Given task: Rewrite the lines from the start through the line containing "pct-change-label: +6.0% [579,512,611,524]", both included, as a numbered list with any blank lines left out.

Exercise material:
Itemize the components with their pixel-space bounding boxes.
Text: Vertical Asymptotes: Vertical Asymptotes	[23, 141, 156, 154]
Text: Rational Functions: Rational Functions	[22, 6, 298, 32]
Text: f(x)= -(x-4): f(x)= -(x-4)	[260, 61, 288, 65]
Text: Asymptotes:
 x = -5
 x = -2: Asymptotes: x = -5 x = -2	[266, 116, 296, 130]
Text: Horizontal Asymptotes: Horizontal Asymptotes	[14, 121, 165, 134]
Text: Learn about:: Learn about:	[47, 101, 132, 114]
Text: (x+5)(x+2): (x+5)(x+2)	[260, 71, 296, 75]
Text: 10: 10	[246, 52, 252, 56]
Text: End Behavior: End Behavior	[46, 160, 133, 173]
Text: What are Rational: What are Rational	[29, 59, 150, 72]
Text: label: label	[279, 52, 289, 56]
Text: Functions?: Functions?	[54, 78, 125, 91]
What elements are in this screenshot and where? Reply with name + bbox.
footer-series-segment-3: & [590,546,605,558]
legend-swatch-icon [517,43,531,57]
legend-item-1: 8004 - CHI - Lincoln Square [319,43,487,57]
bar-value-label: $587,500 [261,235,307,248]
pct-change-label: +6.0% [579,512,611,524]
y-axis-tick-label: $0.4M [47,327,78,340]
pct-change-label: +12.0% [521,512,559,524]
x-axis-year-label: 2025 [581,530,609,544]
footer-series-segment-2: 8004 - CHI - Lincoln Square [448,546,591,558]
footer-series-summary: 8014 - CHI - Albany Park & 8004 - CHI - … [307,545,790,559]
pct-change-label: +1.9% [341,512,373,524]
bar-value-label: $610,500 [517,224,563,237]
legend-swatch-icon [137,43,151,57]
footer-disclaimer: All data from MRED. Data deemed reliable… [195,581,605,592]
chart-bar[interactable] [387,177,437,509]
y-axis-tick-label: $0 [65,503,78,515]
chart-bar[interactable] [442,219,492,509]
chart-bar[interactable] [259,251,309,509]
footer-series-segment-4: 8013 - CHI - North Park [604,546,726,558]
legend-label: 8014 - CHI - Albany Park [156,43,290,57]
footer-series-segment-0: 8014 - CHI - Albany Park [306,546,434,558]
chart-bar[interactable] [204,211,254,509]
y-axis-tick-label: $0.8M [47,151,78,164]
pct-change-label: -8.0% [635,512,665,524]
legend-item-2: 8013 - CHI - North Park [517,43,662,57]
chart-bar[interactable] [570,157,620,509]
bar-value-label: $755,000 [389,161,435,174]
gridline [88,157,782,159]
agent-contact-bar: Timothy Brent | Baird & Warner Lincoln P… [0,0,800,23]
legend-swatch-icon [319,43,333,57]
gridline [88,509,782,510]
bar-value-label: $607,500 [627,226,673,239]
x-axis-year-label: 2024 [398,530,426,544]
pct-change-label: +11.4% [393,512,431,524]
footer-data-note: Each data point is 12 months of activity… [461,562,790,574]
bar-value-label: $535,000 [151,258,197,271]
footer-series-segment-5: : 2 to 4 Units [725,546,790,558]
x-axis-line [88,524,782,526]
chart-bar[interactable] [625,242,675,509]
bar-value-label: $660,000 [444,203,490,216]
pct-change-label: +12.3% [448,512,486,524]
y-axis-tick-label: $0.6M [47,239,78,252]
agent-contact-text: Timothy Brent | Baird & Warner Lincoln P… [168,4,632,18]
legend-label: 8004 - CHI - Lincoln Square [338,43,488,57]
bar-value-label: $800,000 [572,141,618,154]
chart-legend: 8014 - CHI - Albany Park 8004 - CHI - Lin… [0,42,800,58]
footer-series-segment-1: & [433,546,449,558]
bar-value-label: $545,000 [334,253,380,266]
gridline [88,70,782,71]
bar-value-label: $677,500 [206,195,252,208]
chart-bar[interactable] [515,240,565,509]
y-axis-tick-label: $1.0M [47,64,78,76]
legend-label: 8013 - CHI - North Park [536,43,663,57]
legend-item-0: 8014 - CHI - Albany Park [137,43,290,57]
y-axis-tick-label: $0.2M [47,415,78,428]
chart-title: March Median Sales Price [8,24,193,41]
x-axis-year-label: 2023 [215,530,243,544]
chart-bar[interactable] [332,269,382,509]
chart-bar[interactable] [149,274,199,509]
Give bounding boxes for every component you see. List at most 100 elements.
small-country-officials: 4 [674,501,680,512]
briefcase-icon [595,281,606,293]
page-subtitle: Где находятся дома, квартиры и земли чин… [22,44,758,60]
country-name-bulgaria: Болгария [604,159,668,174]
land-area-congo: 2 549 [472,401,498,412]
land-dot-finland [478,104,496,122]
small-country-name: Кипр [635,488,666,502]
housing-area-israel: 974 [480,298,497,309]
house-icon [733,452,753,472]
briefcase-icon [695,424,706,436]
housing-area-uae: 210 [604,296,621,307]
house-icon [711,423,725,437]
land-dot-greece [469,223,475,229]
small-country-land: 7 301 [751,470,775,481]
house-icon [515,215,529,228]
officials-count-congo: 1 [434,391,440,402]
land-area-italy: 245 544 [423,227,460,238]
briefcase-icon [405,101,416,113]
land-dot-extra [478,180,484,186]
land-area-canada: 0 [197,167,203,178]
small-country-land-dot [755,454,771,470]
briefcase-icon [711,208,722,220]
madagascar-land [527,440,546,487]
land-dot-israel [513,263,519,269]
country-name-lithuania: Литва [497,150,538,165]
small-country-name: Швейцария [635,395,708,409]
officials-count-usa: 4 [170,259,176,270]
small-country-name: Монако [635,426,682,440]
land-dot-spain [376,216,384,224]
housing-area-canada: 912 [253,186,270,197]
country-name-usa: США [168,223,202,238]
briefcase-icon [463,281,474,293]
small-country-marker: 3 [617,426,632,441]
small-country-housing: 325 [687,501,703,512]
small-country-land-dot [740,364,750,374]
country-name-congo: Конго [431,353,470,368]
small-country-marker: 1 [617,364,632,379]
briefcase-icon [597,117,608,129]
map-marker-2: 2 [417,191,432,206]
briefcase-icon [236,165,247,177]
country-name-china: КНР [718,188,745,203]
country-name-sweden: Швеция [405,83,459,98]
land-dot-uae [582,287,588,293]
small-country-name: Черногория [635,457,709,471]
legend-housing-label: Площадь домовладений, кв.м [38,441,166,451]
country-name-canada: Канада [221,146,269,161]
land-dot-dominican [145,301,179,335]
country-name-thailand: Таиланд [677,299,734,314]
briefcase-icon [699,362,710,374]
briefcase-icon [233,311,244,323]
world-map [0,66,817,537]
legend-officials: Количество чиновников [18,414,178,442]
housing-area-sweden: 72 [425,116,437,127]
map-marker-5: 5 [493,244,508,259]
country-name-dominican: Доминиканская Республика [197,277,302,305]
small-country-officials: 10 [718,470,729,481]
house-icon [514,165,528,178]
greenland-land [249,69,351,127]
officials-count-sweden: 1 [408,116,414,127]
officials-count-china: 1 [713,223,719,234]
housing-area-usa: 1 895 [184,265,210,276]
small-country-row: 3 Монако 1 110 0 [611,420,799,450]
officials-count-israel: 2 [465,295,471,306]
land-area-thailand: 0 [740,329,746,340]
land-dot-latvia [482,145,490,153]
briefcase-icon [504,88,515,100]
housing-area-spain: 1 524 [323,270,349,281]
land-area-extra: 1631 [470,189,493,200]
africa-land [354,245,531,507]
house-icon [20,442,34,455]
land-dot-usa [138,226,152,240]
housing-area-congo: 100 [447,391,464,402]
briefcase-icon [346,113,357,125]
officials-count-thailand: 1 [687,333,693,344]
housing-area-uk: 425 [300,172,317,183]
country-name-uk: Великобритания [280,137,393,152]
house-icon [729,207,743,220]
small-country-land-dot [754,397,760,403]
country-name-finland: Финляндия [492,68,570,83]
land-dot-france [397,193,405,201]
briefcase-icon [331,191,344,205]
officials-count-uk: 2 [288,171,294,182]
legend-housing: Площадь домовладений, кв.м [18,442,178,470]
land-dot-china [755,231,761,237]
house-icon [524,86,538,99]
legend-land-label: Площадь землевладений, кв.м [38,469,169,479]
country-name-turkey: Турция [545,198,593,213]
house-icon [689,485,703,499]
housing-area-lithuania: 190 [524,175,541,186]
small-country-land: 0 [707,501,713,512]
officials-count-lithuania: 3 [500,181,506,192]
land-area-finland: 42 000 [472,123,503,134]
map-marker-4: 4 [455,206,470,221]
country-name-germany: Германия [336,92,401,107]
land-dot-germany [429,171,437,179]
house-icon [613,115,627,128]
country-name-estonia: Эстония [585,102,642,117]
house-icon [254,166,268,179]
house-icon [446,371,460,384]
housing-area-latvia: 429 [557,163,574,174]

The response:
1. Itemize the components with their pixel-space bounding boxes.
2. Text: Vertical Asymptotes: Vertical Asymptotes	[23, 141, 156, 154]
3. Text: Rational Functions: Rational Functions	[22, 6, 298, 32]
4. Text: f(x)= -(x-4): f(x)= -(x-4)	[260, 61, 288, 65]
5. Text: Asymptotes:
6.  x = -5
7.  x = -2: Asymptotes: x = -5 x = -2	[266, 116, 296, 130]
8. Text: Horizontal Asymptotes: Horizontal Asymptotes	[14, 121, 165, 134]
9. Text: Learn about:: Learn about:	[47, 101, 132, 114]
10. Text: (x+5)(x+2): (x+5)(x+2)	[260, 71, 296, 75]
11. Text: 10: 10	[246, 52, 252, 56]
12. Text: End Behavior: End Behavior	[46, 160, 133, 173]
13. Text: What are Rational: What are Rational	[29, 59, 150, 72]
14. Text: label: label	[279, 52, 289, 56]
15. Text: Functions?: Functions?	[54, 78, 125, 91]
16. What elements are in this screenshot and where? Reply with name + bbox.
17. footer-series-segment-3: & [590,546,605,558]
18. legend-swatch-icon [517,43,531,57]
19. legend-item-1: 8004 - CHI - Lincoln Square [319,43,487,57]
20. bar-value-label: $587,500 [261,235,307,248]
21. pct-change-label: +6.0% [579,512,611,524]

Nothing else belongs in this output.